— start PROVIDED ENTRIES —

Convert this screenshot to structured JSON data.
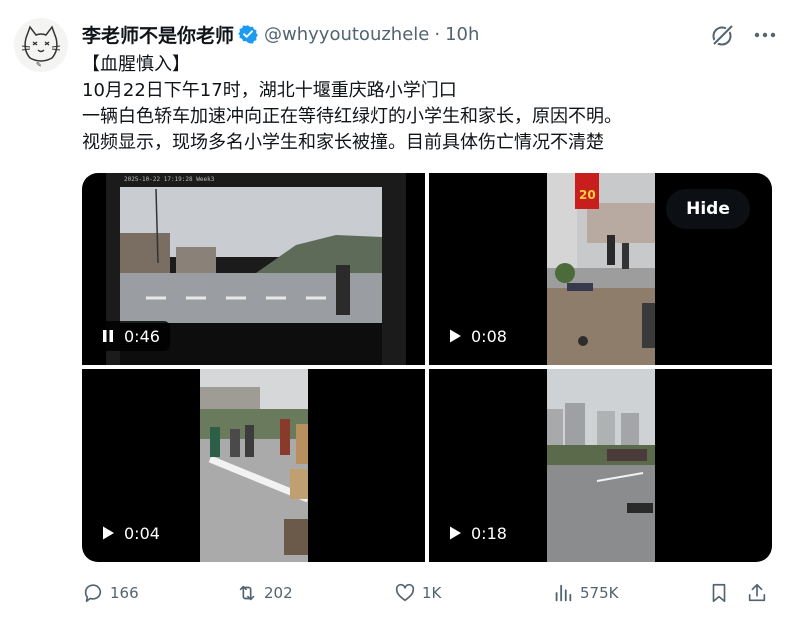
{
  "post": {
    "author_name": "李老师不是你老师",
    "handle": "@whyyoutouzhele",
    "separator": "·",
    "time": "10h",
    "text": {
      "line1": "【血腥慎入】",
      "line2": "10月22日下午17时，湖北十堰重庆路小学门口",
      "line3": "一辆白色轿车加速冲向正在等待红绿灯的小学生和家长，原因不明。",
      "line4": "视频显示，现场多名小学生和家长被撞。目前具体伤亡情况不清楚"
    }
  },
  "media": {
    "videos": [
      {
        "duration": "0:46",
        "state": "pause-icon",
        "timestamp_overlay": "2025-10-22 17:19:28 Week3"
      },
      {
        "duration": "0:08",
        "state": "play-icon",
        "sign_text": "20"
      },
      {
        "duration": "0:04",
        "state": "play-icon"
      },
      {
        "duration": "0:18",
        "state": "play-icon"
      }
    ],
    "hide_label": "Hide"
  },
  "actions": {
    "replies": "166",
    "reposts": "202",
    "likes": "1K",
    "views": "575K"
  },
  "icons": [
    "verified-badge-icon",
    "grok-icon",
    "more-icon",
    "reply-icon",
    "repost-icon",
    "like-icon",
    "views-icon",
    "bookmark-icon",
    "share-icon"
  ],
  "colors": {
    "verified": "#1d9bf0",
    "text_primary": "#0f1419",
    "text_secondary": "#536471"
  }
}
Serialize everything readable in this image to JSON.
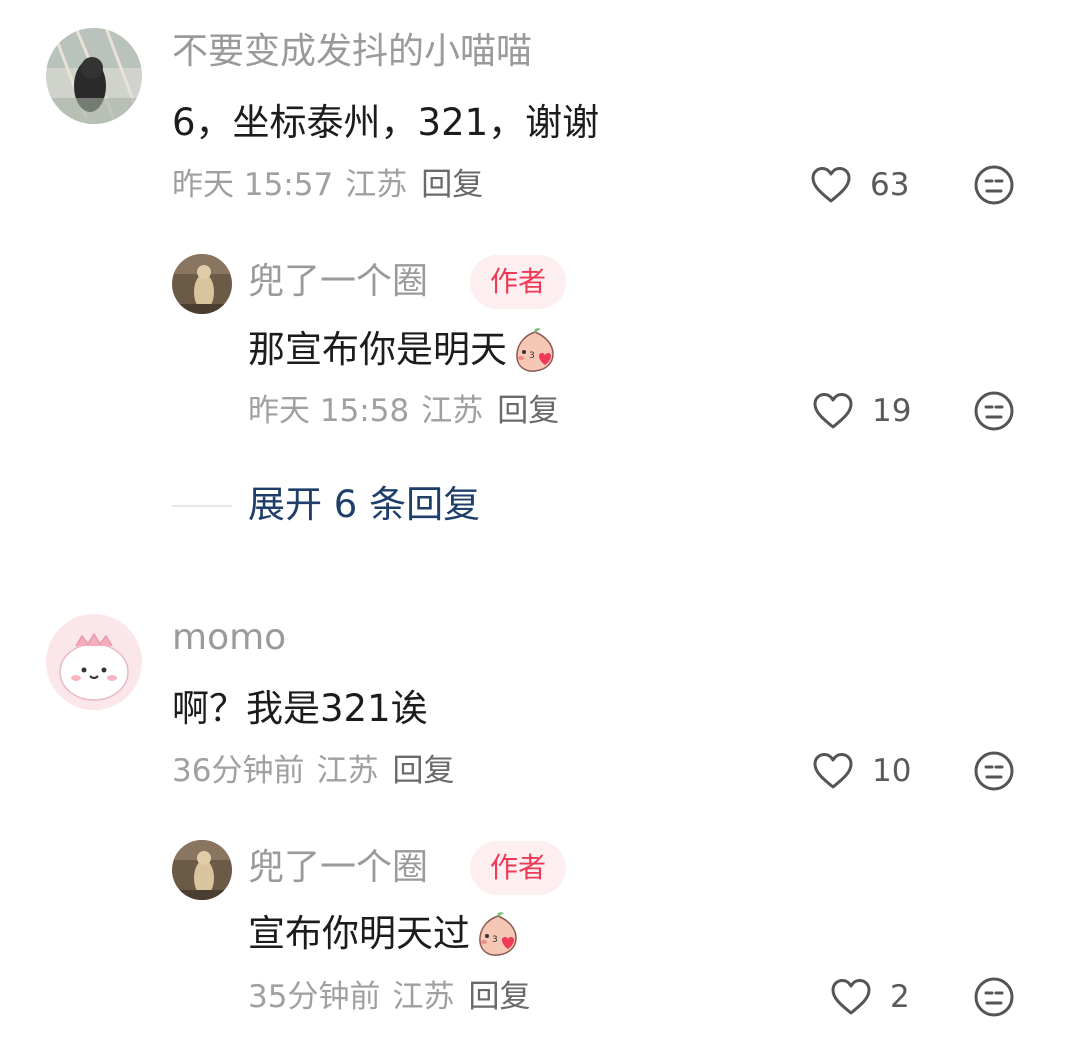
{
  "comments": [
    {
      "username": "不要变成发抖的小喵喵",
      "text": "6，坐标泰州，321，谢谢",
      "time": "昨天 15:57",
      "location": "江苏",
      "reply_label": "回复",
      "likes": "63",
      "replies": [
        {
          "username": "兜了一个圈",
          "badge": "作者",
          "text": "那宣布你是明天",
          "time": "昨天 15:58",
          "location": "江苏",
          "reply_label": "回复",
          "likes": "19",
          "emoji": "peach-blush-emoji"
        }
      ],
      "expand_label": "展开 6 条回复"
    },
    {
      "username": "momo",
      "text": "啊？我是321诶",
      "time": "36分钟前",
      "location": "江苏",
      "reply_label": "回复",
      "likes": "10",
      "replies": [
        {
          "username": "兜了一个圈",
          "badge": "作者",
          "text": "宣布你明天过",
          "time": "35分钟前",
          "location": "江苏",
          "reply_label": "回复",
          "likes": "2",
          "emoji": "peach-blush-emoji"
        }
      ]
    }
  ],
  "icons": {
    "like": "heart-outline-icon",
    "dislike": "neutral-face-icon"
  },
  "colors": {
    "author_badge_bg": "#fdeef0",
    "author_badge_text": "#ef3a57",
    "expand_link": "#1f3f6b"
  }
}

— end PROVIDED ENTRIES —

Give back, word for word, every line from the one holding "Serialize everything readable" through the last line of the listing. Pictures are excluded.

Serialize everything readable in this image to JSON.
{
  "comments": [
    {
      "username": "不要变成发抖的小喵喵",
      "text": "6，坐标泰州，321，谢谢",
      "time": "昨天 15:57",
      "location": "江苏",
      "reply_label": "回复",
      "likes": "63",
      "replies": [
        {
          "username": "兜了一个圈",
          "badge": "作者",
          "text": "那宣布你是明天",
          "time": "昨天 15:58",
          "location": "江苏",
          "reply_label": "回复",
          "likes": "19",
          "emoji": "peach-blush-emoji"
        }
      ],
      "expand_label": "展开 6 条回复"
    },
    {
      "username": "momo",
      "text": "啊？我是321诶",
      "time": "36分钟前",
      "location": "江苏",
      "reply_label": "回复",
      "likes": "10",
      "replies": [
        {
          "username": "兜了一个圈",
          "badge": "作者",
          "text": "宣布你明天过",
          "time": "35分钟前",
          "location": "江苏",
          "reply_label": "回复",
          "likes": "2",
          "emoji": "peach-blush-emoji"
        }
      ]
    }
  ],
  "icons": {
    "like": "heart-outline-icon",
    "dislike": "neutral-face-icon"
  },
  "colors": {
    "author_badge_bg": "#fdeef0",
    "author_badge_text": "#ef3a57",
    "expand_link": "#1f3f6b"
  }
}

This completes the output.